## The problem
Can you copy out verbatim the stretch of the records from the line containing "title-rule bbox=[92, 123, 700, 124]" through the line containing "paragraph-timeline-part3: However, the"?

# START OF Data entries

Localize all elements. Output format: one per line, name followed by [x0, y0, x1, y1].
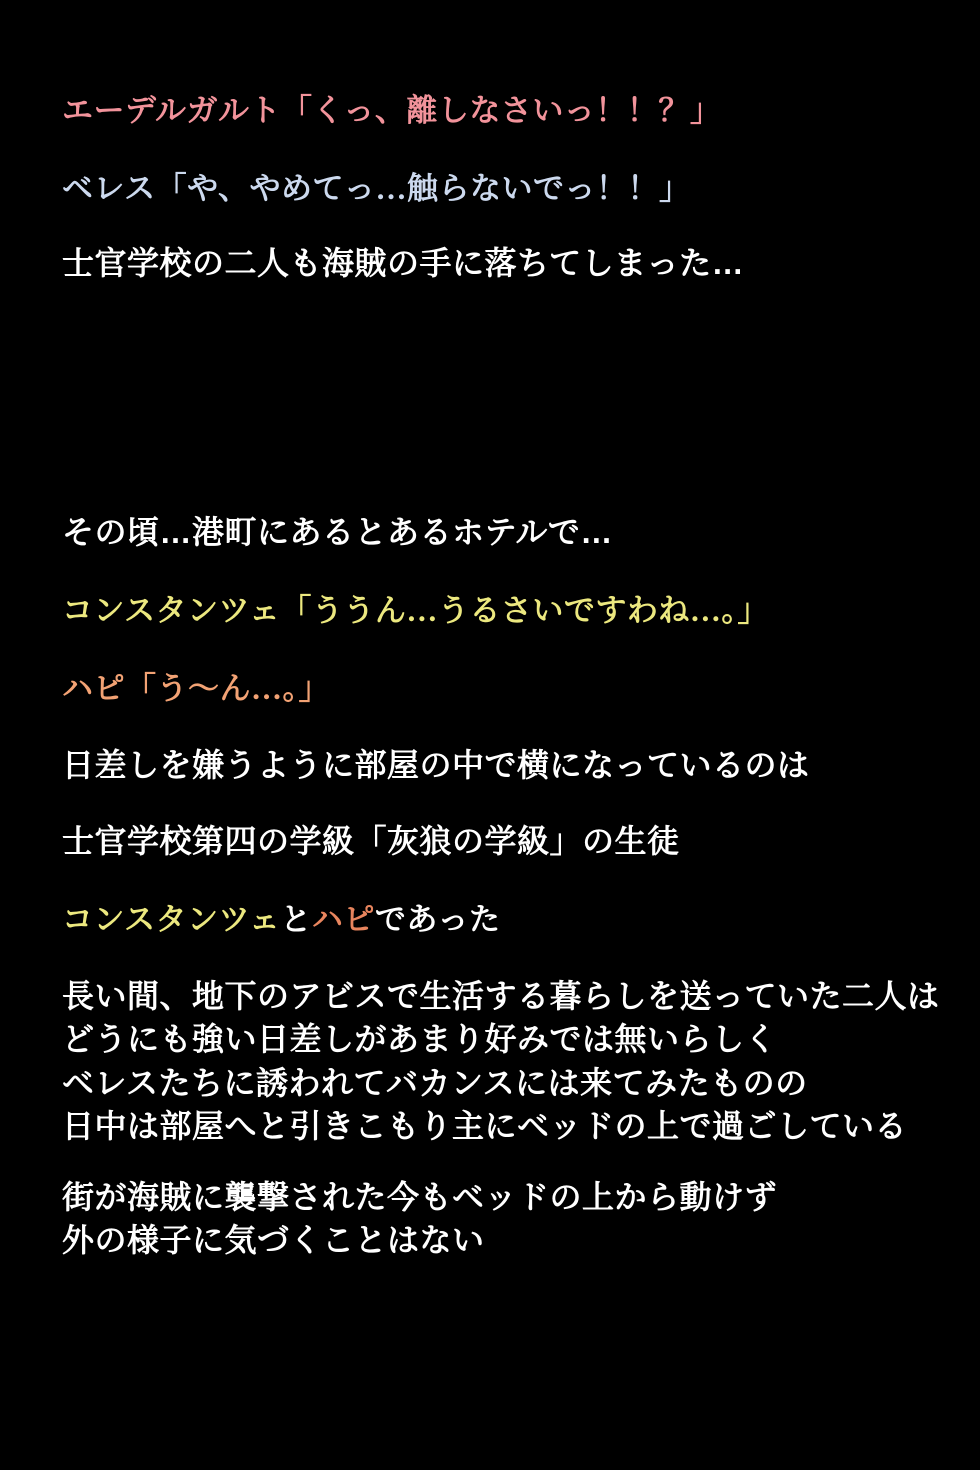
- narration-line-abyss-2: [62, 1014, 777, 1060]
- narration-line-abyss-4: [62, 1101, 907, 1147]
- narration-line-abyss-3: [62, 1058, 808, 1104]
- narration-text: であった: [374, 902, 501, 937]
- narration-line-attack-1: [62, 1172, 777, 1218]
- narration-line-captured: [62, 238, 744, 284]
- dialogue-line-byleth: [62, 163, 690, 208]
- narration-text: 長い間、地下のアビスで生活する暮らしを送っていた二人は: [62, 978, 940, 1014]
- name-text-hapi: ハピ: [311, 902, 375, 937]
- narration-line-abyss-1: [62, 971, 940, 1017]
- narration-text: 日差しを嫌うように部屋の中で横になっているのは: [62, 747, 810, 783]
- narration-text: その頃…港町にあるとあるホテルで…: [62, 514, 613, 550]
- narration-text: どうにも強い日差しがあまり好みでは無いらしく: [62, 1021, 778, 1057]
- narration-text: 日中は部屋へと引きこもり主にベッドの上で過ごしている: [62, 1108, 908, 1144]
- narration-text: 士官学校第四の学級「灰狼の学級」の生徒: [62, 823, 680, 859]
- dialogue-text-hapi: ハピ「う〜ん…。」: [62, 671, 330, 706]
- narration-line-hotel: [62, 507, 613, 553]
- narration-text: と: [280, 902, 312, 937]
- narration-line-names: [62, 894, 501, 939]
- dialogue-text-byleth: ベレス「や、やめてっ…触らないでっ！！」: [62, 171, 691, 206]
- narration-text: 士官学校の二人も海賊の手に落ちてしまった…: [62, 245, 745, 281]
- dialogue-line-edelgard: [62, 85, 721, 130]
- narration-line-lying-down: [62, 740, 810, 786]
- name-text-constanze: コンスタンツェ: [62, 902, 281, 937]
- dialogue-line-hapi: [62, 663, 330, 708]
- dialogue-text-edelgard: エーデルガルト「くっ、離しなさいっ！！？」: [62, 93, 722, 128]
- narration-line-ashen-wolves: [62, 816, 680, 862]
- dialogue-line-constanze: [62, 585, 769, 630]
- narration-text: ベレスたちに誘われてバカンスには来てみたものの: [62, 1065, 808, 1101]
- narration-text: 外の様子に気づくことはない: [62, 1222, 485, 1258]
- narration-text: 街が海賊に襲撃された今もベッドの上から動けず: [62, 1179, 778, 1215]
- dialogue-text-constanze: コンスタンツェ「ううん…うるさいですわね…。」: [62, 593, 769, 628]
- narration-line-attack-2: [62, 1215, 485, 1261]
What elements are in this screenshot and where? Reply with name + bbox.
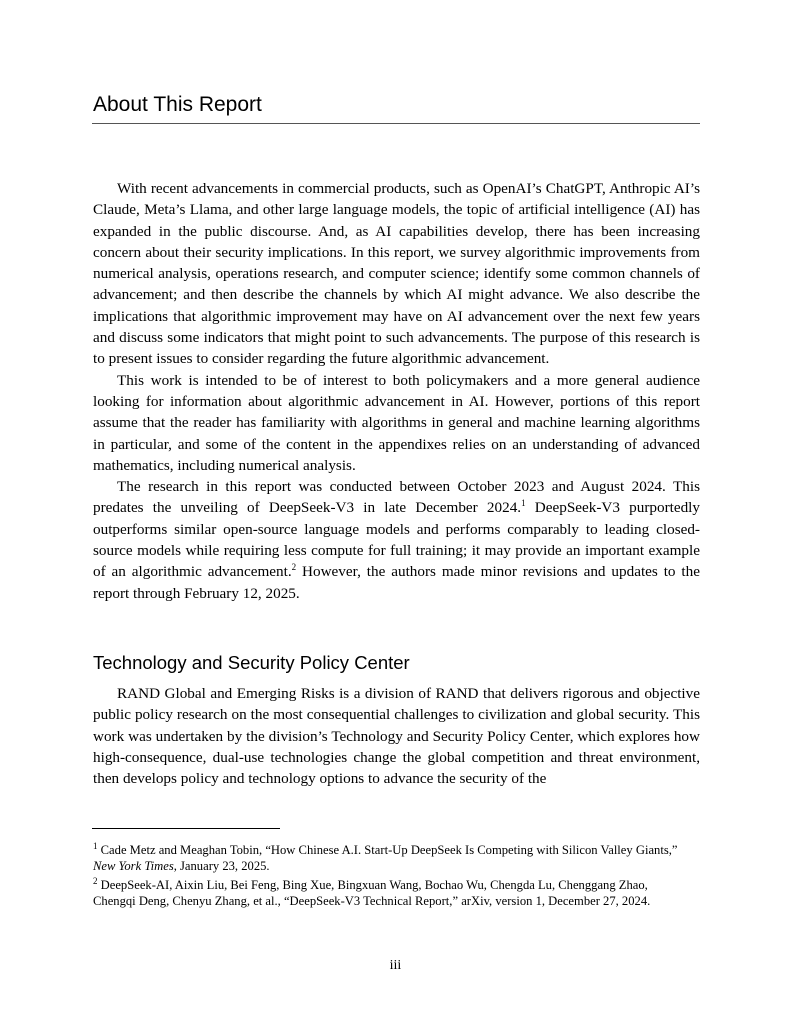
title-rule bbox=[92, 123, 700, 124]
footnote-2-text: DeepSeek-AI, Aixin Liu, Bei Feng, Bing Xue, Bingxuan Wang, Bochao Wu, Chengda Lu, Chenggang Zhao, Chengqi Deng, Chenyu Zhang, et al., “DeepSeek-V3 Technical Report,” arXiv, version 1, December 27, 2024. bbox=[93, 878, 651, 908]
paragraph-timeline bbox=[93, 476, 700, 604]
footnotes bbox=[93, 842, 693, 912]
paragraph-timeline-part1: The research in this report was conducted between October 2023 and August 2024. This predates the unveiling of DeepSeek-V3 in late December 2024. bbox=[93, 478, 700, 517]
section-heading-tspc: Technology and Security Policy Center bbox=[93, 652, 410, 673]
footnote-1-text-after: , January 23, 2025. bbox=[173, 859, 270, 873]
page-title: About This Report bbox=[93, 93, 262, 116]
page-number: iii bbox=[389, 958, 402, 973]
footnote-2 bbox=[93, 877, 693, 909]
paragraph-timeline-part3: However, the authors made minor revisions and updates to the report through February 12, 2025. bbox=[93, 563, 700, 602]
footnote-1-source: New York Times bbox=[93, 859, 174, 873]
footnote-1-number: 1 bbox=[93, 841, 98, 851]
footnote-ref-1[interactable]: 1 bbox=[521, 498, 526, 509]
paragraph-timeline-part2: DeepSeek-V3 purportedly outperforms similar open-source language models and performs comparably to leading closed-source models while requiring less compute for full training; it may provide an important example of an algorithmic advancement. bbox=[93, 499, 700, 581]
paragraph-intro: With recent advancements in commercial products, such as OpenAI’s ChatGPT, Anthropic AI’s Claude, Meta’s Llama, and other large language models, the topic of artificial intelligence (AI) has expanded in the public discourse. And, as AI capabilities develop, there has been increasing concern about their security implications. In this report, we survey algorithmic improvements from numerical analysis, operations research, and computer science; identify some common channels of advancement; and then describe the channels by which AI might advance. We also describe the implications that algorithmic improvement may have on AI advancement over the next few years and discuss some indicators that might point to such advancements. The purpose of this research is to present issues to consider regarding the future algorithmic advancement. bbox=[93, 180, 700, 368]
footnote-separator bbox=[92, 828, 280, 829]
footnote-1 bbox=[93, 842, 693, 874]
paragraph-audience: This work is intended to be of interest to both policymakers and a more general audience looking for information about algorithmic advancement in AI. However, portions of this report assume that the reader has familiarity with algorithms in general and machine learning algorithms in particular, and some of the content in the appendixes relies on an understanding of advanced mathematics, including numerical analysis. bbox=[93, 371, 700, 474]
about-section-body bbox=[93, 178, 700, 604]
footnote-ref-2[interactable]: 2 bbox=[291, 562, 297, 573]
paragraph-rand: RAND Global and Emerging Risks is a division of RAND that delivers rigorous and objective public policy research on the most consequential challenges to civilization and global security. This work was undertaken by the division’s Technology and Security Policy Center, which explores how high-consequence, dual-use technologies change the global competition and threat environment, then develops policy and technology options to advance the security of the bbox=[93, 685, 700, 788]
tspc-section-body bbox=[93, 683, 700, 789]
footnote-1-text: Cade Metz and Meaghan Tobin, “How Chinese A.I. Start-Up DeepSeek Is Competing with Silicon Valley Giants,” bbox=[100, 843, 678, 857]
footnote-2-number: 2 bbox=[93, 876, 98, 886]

# END OF Data entries
# START OF Data entries

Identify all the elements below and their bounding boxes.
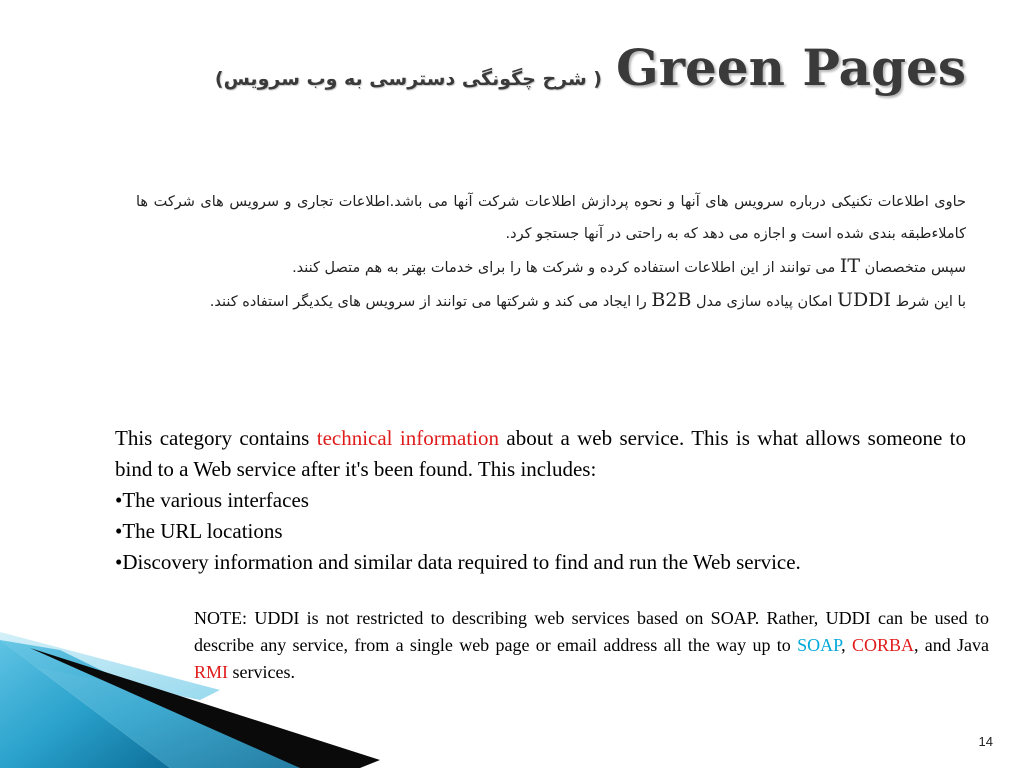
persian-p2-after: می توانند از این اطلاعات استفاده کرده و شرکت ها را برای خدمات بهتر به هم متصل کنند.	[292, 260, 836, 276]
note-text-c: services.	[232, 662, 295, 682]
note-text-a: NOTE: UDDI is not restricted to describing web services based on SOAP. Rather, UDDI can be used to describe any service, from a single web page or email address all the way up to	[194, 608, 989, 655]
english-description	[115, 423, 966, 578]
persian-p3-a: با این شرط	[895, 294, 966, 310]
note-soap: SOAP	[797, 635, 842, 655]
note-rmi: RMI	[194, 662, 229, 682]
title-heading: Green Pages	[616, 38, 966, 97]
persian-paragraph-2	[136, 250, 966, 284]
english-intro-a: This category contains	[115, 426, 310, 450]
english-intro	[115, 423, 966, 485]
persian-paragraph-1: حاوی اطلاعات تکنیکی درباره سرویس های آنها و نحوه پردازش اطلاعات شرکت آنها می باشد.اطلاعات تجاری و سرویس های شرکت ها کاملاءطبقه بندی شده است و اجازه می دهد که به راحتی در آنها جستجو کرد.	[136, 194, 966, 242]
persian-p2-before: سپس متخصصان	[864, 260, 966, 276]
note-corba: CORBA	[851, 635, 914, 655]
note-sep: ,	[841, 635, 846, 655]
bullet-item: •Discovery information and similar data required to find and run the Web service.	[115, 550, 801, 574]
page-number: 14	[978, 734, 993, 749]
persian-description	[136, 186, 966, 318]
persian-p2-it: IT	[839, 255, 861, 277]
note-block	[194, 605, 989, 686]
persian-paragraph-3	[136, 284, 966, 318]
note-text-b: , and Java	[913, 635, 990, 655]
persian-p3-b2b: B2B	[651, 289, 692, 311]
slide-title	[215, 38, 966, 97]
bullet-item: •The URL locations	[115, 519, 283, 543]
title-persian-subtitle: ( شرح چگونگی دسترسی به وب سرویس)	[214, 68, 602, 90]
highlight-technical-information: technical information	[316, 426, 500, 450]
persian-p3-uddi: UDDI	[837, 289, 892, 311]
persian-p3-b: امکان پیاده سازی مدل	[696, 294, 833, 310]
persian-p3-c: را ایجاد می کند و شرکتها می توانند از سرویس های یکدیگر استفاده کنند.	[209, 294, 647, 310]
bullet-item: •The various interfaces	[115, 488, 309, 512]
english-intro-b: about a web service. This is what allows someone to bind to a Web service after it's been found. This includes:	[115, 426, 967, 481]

# END OF Data entries

## Result of the task
title-rule bbox=[92, 123, 700, 124]
footnote-2-text: DeepSeek-AI, Aixin Liu, Bei Feng, Bing Xue, Bingxuan Wang, Bochao Wu, Chengda Lu, Chenggang Zhao, Chengqi Deng, Chenyu Zhang, et al., “DeepSeek-V3 Technical Report,” arXiv, version 1, December 27, 2024. bbox=[93, 878, 651, 908]
paragraph-timeline bbox=[93, 476, 700, 604]
footnotes bbox=[93, 842, 693, 912]
paragraph-timeline-part1: The research in this report was conducted between October 2023 and August 2024. This predates the unveiling of DeepSeek-V3 in late December 2024. bbox=[93, 478, 700, 517]
section-heading-tspc: Technology and Security Policy Center bbox=[93, 652, 410, 673]
footnote-1-text-after: , January 23, 2025. bbox=[173, 859, 270, 873]
page-title: About This Report bbox=[93, 93, 262, 116]
page-number: iii bbox=[389, 958, 402, 973]
footnote-2 bbox=[93, 877, 693, 909]
paragraph-timeline-part3: However, the authors made minor revisions and updates to the report through February 12, 2025. bbox=[93, 563, 700, 602]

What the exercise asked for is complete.